# Task statement
Exactly reproduce each line of the listing that follows.
____________
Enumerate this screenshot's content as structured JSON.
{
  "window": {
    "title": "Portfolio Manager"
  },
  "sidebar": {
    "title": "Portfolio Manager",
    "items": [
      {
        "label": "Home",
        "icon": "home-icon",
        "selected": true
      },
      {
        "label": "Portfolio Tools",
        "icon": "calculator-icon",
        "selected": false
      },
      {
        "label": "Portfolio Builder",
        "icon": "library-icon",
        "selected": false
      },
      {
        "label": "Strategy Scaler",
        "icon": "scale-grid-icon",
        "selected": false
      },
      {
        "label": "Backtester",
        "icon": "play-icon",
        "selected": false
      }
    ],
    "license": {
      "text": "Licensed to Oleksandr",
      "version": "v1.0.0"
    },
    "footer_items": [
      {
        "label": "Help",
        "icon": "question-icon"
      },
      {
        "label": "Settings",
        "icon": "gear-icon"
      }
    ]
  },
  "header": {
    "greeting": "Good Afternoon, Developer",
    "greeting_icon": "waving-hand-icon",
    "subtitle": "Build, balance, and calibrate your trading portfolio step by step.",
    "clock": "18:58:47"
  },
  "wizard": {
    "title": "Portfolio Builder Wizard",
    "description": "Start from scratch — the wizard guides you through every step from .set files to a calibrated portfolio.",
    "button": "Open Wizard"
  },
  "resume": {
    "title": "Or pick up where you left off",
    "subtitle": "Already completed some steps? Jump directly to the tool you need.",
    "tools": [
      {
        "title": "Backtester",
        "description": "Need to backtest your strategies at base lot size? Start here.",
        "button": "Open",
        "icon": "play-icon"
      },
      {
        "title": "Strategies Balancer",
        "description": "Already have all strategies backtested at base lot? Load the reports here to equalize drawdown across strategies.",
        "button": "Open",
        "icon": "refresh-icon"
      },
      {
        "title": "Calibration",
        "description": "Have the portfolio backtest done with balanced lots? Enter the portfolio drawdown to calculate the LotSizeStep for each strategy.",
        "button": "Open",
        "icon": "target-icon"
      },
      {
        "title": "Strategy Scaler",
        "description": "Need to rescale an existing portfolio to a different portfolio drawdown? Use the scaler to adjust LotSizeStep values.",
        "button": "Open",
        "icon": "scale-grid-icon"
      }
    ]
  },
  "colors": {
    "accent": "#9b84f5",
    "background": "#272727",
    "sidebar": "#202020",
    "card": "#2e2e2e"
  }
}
____________
# Task answer
Enumerate this screenshot's content as structured JSON.
{
  "window": {
    "title": "Portfolio Manager"
  },
  "sidebar": {
    "title": "Portfolio Manager",
    "items": [
      {
        "label": "Home",
        "icon": "home-icon",
        "selected": true
      },
      {
        "label": "Portfolio Tools",
        "icon": "calculator-icon",
        "selected": false
      },
      {
        "label": "Portfolio Builder",
        "icon": "library-icon",
        "selected": false
      },
      {
        "label": "Strategy Scaler",
        "icon": "scale-grid-icon",
        "selected": false
      },
      {
        "label": "Backtester",
        "icon": "play-icon",
        "selected": false
      }
    ],
    "license": {
      "text": "Licensed to Oleksandr",
      "version": "v1.0.0"
    },
    "footer_items": [
      {
        "label": "Help",
        "icon": "question-icon"
      },
      {
        "label": "Settings",
        "icon": "gear-icon"
      }
    ]
  },
  "header": {
    "greeting": "Good Afternoon, Developer",
    "greeting_icon": "waving-hand-icon",
    "subtitle": "Build, balance, and calibrate your trading portfolio step by step.",
    "clock": "18:58:47"
  },
  "wizard": {
    "title": "Portfolio Builder Wizard",
    "description": "Start from scratch — the wizard guides you through every step from .set files to a calibrated portfolio.",
    "button": "Open Wizard"
  },
  "resume": {
    "title": "Or pick up where you left off",
    "subtitle": "Already completed some steps? Jump directly to the tool you need.",
    "tools": [
      {
        "title": "Backtester",
        "description": "Need to backtest your strategies at base lot size? Start here.",
        "button": "Open",
        "icon": "play-icon"
      },
      {
        "title": "Strategies Balancer",
        "description": "Already have all strategies backtested at base lot? Load the reports here to equalize drawdown across strategies.",
        "button": "Open",
        "icon": "refresh-icon"
      },
      {
        "title": "Calibration",
        "description": "Have the portfolio backtest done with balanced lots? Enter the portfolio drawdown to calculate the LotSizeStep for each strategy.",
        "button": "Open",
        "icon": "target-icon"
      },
      {
        "title": "Strategy Scaler",
        "description": "Need to rescale an existing portfolio to a different portfolio drawdown? Use the scaler to adjust LotSizeStep values.",
        "button": "Open",
        "icon": "scale-grid-icon"
      }
    ]
  },
  "colors": {
    "accent": "#9b84f5",
    "background": "#272727",
    "sidebar": "#202020",
    "card": "#2e2e2e"
  }
}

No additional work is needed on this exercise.